Return the whole listing exactly as it stands.

▸ GIVEN RECORDS:
-- Begin --
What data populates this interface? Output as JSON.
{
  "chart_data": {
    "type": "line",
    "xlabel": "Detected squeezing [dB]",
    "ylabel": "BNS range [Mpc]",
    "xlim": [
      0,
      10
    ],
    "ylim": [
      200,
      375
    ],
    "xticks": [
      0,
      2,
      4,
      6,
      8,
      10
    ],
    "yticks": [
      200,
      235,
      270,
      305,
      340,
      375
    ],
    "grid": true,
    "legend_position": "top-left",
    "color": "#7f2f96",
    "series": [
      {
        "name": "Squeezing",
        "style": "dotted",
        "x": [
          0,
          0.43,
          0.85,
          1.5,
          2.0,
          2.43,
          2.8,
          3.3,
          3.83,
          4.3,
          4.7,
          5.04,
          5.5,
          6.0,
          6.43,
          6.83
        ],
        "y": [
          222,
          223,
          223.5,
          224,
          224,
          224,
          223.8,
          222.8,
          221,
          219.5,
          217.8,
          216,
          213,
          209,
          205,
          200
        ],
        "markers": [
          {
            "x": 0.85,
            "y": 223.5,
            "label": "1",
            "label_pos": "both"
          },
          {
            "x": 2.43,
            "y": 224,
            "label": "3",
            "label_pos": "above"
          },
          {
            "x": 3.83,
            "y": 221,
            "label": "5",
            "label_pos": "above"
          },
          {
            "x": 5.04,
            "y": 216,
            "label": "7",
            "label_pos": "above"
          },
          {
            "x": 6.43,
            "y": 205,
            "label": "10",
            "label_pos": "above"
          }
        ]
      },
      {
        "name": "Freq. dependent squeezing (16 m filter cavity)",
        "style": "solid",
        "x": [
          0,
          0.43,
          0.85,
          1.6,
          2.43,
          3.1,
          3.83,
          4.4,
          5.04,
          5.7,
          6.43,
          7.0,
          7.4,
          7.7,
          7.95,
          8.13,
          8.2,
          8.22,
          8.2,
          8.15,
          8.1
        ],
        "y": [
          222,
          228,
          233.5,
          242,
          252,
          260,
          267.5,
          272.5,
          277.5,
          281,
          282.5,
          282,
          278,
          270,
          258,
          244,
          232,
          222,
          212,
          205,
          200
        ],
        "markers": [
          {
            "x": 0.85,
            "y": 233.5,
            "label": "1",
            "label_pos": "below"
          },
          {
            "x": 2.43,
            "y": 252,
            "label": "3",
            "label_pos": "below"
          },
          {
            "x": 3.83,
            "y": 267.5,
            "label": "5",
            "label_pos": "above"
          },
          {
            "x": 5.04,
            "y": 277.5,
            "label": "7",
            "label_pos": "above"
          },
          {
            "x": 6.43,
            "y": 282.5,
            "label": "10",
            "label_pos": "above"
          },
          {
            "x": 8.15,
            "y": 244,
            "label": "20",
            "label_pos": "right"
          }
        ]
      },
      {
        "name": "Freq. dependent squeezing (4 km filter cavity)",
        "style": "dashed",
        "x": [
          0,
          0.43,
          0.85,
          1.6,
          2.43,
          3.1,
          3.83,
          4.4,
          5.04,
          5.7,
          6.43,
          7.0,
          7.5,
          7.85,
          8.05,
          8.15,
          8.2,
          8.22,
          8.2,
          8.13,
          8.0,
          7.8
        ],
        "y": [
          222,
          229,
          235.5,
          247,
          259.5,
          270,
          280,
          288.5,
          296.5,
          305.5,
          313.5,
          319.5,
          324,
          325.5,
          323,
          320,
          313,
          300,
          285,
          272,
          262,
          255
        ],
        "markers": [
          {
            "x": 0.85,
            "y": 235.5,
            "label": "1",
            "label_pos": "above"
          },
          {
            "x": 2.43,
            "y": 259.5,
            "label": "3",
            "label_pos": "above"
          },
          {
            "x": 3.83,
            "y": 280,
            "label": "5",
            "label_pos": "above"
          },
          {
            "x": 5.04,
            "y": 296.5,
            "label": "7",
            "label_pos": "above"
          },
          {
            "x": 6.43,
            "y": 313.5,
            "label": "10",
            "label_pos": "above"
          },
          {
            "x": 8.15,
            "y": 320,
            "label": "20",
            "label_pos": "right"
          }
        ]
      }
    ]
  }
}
-- End --
▸ RESULT OF THE EXERCISE:
What data populates this interface? Output as JSON.
{
  "chart_data": {
    "type": "line",
    "xlabel": "Detected squeezing [dB]",
    "ylabel": "BNS range [Mpc]",
    "xlim": [
      0,
      10
    ],
    "ylim": [
      200,
      375
    ],
    "xticks": [
      0,
      2,
      4,
      6,
      8,
      10
    ],
    "yticks": [
      200,
      235,
      270,
      305,
      340,
      375
    ],
    "grid": true,
    "legend_position": "top-left",
    "color": "#7f2f96",
    "series": [
      {
        "name": "Squeezing",
        "style": "dotted",
        "x": [
          0,
          0.43,
          0.85,
          1.5,
          2.0,
          2.43,
          2.8,
          3.3,
          3.83,
          4.3,
          4.7,
          5.04,
          5.5,
          6.0,
          6.43,
          6.83
        ],
        "y": [
          222,
          223,
          223.5,
          224,
          224,
          224,
          223.8,
          222.8,
          221,
          219.5,
          217.8,
          216,
          213,
          209,
          205,
          200
        ],
        "markers": [
          {
            "x": 0.85,
            "y": 223.5,
            "label": "1",
            "label_pos": "both"
          },
          {
            "x": 2.43,
            "y": 224,
            "label": "3",
            "label_pos": "above"
          },
          {
            "x": 3.83,
            "y": 221,
            "label": "5",
            "label_pos": "above"
          },
          {
            "x": 5.04,
            "y": 216,
            "label": "7",
            "label_pos": "above"
          },
          {
            "x": 6.43,
            "y": 205,
            "label": "10",
            "label_pos": "above"
          }
        ]
      },
      {
        "name": "Freq. dependent squeezing (16 m filter cavity)",
        "style": "solid",
        "x": [
          0,
          0.43,
          0.85,
          1.6,
          2.43,
          3.1,
          3.83,
          4.4,
          5.04,
          5.7,
          6.43,
          7.0,
          7.4,
          7.7,
          7.95,
          8.13,
          8.2,
          8.22,
          8.2,
          8.15,
          8.1
        ],
        "y": [
          222,
          228,
          233.5,
          242,
          252,
          260,
          267.5,
          272.5,
          277.5,
          281,
          282.5,
          282,
          278,
          270,
          258,
          244,
          232,
          222,
          212,
          205,
          200
        ],
        "markers": [
          {
            "x": 0.85,
            "y": 233.5,
            "label": "1",
            "label_pos": "below"
          },
          {
            "x": 2.43,
            "y": 252,
            "label": "3",
            "label_pos": "below"
          },
          {
            "x": 3.83,
            "y": 267.5,
            "label": "5",
            "label_pos": "above"
          },
          {
            "x": 5.04,
            "y": 277.5,
            "label": "7",
            "label_pos": "above"
          },
          {
            "x": 6.43,
            "y": 282.5,
            "label": "10",
            "label_pos": "above"
          },
          {
            "x": 8.15,
            "y": 244,
            "label": "20",
            "label_pos": "right"
          }
        ]
      },
      {
        "name": "Freq. dependent squeezing (4 km filter cavity)",
        "style": "dashed",
        "x": [
          0,
          0.43,
          0.85,
          1.6,
          2.43,
          3.1,
          3.83,
          4.4,
          5.04,
          5.7,
          6.43,
          7.0,
          7.5,
          7.85,
          8.05,
          8.15,
          8.2,
          8.22,
          8.2,
          8.13,
          8.0,
          7.8
        ],
        "y": [
          222,
          229,
          235.5,
          247,
          259.5,
          270,
          280,
          288.5,
          296.5,
          305.5,
          313.5,
          319.5,
          324,
          325.5,
          323,
          320,
          313,
          300,
          285,
          272,
          262,
          255
        ],
        "markers": [
          {
            "x": 0.85,
            "y": 235.5,
            "label": "1",
            "label_pos": "above"
          },
          {
            "x": 2.43,
            "y": 259.5,
            "label": "3",
            "label_pos": "above"
          },
          {
            "x": 3.83,
            "y": 280,
            "label": "5",
            "label_pos": "above"
          },
          {
            "x": 5.04,
            "y": 296.5,
            "label": "7",
            "label_pos": "above"
          },
          {
            "x": 6.43,
            "y": 313.5,
            "label": "10",
            "label_pos": "above"
          },
          {
            "x": 8.15,
            "y": 320,
            "label": "20",
            "label_pos": "right"
          }
        ]
      }
    ]
  }
}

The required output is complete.